▶ Task brief
Leave the pictures out and print every record below exactly as it stands.
** BEGIN Data section **
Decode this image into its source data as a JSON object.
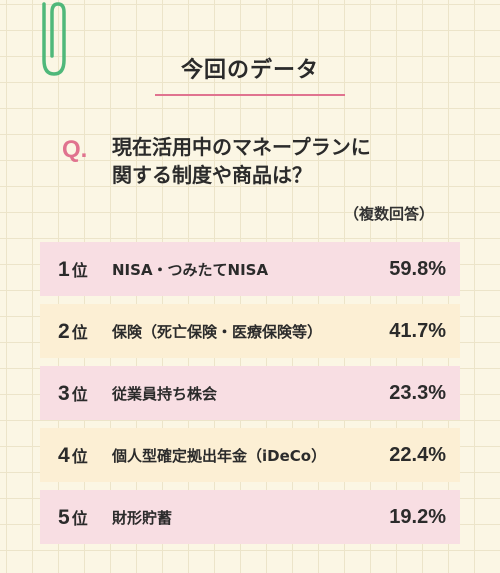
{
  "title": "今回のデータ",
  "question": {
    "mark": "Q.",
    "line1": "現在活用中のマネープランに",
    "line2": "関する制度や商品は？",
    "note": "（複数回答）"
  },
  "rank_unit": "位",
  "results": [
    {
      "rank": "1",
      "label": "NISA・つみたてNISA",
      "percent": "59.8%"
    },
    {
      "rank": "2",
      "label": "保険（死亡保険・医療保険等）",
      "percent": "41.7%"
    },
    {
      "rank": "3",
      "label": "従業員持ち株会",
      "percent": "23.3%"
    },
    {
      "rank": "4",
      "label": "個人型確定拠出年金（iDeCo）",
      "percent": "22.4%"
    },
    {
      "rank": "5",
      "label": "財形貯蓄",
      "percent": "19.2%"
    }
  ],
  "colors": {
    "accent": "#e0738f",
    "row_pink": "#f8dee3",
    "row_cream": "#fcefd4",
    "clip": "#4fb87a"
  },
  "icons": {
    "clip": "paperclip-icon"
  }
}
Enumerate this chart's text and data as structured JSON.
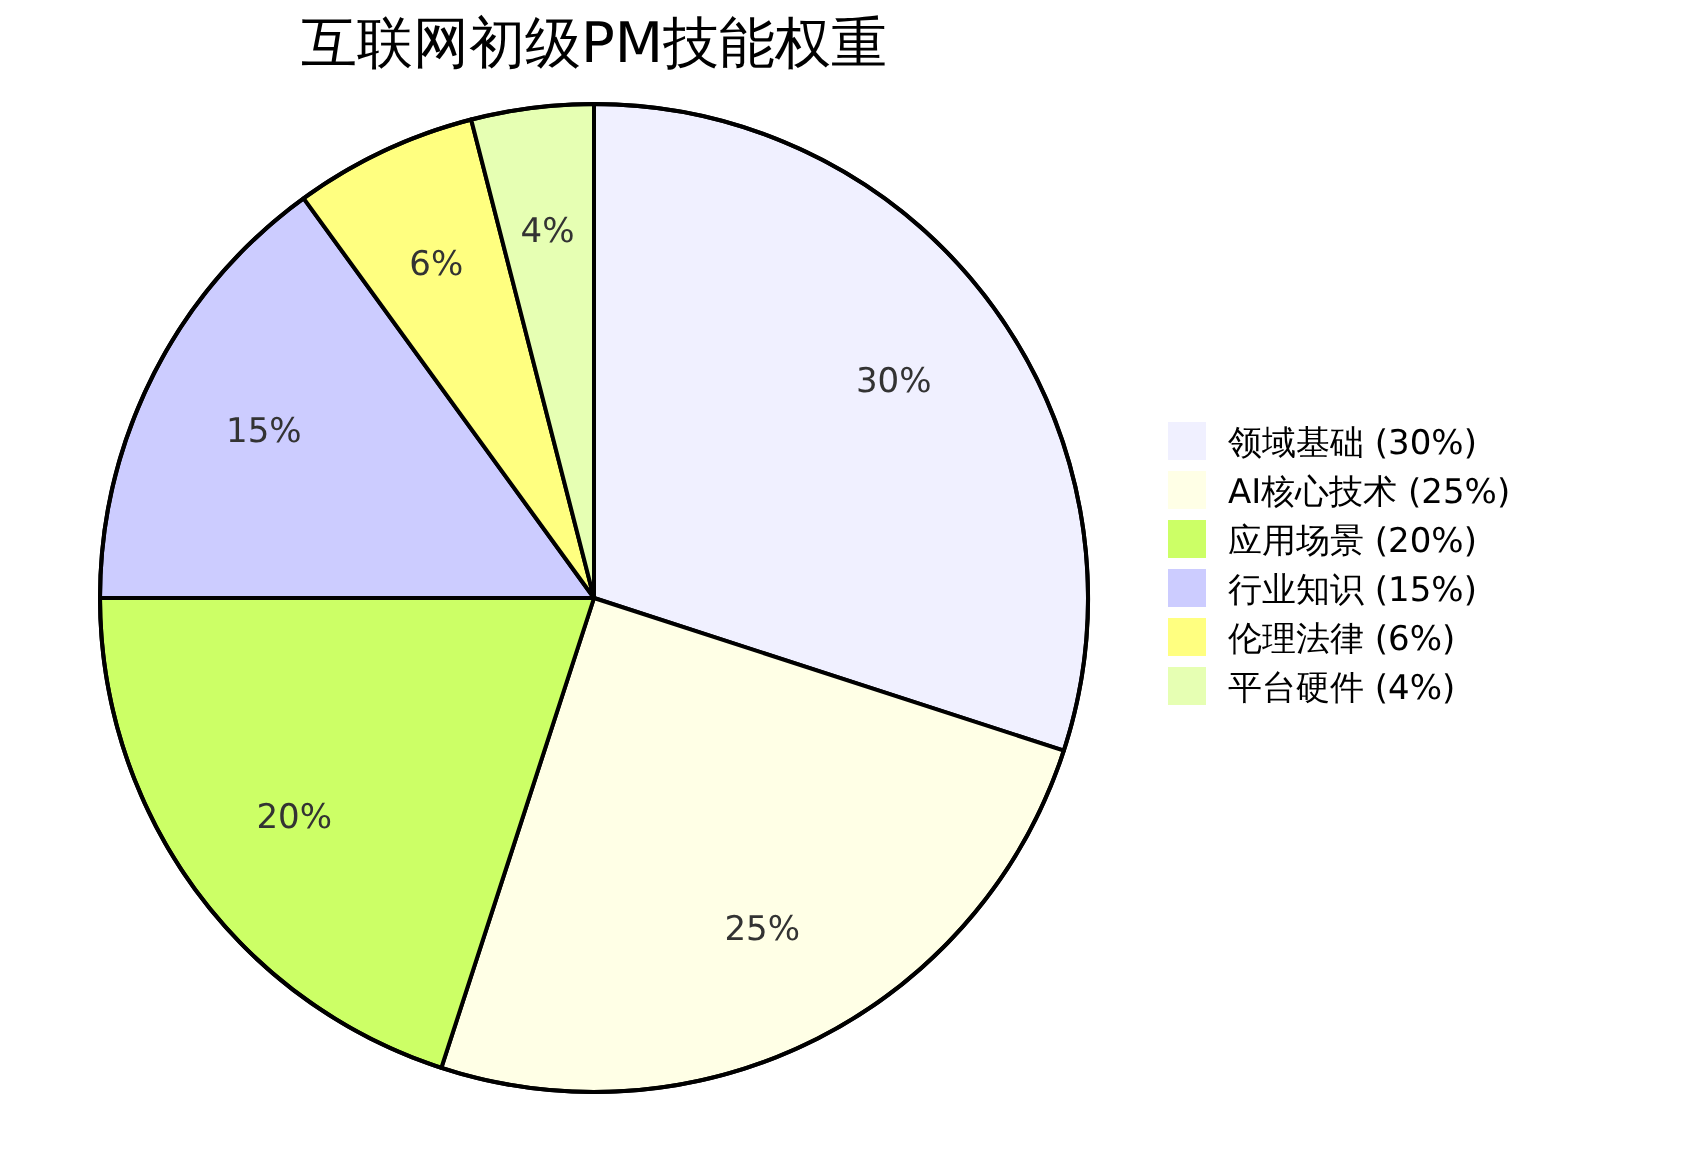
{
  "chart_data": {
    "type": "pie",
    "title": "互联网初级PM技能权重",
    "categories": [
      "领域基础 (30%)",
      "AI核心技术 (25%)",
      "应用场景 (20%)",
      "行业知识 (15%)",
      "伦理法律 (6%)",
      "平台硬件 (4%)"
    ],
    "values": [
      30,
      25,
      20,
      15,
      6,
      4
    ],
    "value_labels": [
      "30%",
      "25%",
      "20%",
      "15%",
      "6%",
      "4%"
    ],
    "colors": [
      "#f0f0ff",
      "#ffffe6",
      "#ccff66",
      "#ccccff",
      "#ffff80",
      "#e6ffb3"
    ],
    "legend": "right"
  }
}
** END Data section **
▶ Answer to this task
Decode this image into its source data as a JSON object.
{
  "title": "今回のデータ",
  "question": {
    "mark": "Q.",
    "line1": "現在活用中のマネープランに",
    "line2": "関する制度や商品は？",
    "note": "（複数回答）"
  },
  "rank_unit": "位",
  "results": [
    {
      "rank": "1",
      "label": "NISA・つみたてNISA",
      "percent": "59.8%"
    },
    {
      "rank": "2",
      "label": "保険（死亡保険・医療保険等）",
      "percent": "41.7%"
    },
    {
      "rank": "3",
      "label": "従業員持ち株会",
      "percent": "23.3%"
    },
    {
      "rank": "4",
      "label": "個人型確定拠出年金（iDeCo）",
      "percent": "22.4%"
    },
    {
      "rank": "5",
      "label": "財形貯蓄",
      "percent": "19.2%"
    }
  ],
  "colors": {
    "accent": "#e0738f",
    "row_pink": "#f8dee3",
    "row_cream": "#fcefd4",
    "clip": "#4fb87a"
  },
  "icons": {
    "clip": "paperclip-icon"
  }
}
Enumerate this chart's text and data as structured JSON.
{
  "chart_data": {
    "type": "pie",
    "title": "互联网初级PM技能权重",
    "categories": [
      "领域基础 (30%)",
      "AI核心技术 (25%)",
      "应用场景 (20%)",
      "行业知识 (15%)",
      "伦理法律 (6%)",
      "平台硬件 (4%)"
    ],
    "values": [
      30,
      25,
      20,
      15,
      6,
      4
    ],
    "value_labels": [
      "30%",
      "25%",
      "20%",
      "15%",
      "6%",
      "4%"
    ],
    "colors": [
      "#f0f0ff",
      "#ffffe6",
      "#ccff66",
      "#ccccff",
      "#ffff80",
      "#e6ffb3"
    ],
    "legend": "right"
  }
}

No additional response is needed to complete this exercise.